(Dataset items)
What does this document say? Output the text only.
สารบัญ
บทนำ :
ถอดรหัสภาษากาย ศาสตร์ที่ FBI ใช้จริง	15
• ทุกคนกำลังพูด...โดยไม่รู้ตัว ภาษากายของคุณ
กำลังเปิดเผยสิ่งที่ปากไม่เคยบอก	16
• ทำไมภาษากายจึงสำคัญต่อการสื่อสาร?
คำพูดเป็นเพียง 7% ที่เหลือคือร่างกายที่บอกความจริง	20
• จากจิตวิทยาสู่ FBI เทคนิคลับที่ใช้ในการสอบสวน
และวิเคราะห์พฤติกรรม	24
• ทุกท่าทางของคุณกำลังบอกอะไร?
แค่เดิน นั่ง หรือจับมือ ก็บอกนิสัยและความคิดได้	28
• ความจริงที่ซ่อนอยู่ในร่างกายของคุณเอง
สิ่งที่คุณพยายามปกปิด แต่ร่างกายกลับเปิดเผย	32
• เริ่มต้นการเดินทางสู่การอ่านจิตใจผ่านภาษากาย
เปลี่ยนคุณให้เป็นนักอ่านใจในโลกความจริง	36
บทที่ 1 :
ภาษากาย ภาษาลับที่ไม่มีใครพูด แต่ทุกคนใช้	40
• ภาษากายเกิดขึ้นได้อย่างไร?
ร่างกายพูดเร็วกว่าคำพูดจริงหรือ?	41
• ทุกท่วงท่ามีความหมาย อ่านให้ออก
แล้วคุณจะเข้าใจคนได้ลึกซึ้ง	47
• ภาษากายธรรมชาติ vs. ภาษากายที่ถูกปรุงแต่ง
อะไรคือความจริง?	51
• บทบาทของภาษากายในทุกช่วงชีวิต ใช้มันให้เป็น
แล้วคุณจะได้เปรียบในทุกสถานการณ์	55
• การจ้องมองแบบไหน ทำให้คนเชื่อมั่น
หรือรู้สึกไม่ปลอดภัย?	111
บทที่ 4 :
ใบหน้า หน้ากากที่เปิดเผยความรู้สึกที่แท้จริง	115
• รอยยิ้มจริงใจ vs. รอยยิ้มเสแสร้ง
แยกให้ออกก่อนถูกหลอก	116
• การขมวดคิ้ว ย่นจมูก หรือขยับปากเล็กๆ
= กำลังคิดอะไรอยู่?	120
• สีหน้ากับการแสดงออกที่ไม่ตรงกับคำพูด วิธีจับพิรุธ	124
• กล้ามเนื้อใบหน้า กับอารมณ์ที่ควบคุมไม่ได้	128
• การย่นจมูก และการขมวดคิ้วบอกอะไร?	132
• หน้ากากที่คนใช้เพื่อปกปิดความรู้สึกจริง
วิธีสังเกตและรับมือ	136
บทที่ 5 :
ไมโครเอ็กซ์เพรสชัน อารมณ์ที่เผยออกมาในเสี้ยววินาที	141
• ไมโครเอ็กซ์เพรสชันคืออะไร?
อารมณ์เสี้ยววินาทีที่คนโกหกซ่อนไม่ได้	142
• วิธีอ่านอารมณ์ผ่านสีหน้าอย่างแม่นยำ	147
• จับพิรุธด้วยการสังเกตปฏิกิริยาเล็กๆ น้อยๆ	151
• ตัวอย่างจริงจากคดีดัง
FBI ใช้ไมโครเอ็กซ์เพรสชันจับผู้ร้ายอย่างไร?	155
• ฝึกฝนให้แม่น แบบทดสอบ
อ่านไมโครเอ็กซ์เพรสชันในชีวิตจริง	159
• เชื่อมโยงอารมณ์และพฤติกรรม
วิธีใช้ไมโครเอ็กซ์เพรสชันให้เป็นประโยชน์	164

### [Description of the task]
Only lines that contain the word "ากากท" are wanted; copy each of them.

### [Response for this exercise]
ใบหน้า หน้ากากที่เปิดเผยความรู้สึกที่แท้จริง	115
• หน้ากากที่คนใช้เพื่อปกปิดความรู้สึกจริง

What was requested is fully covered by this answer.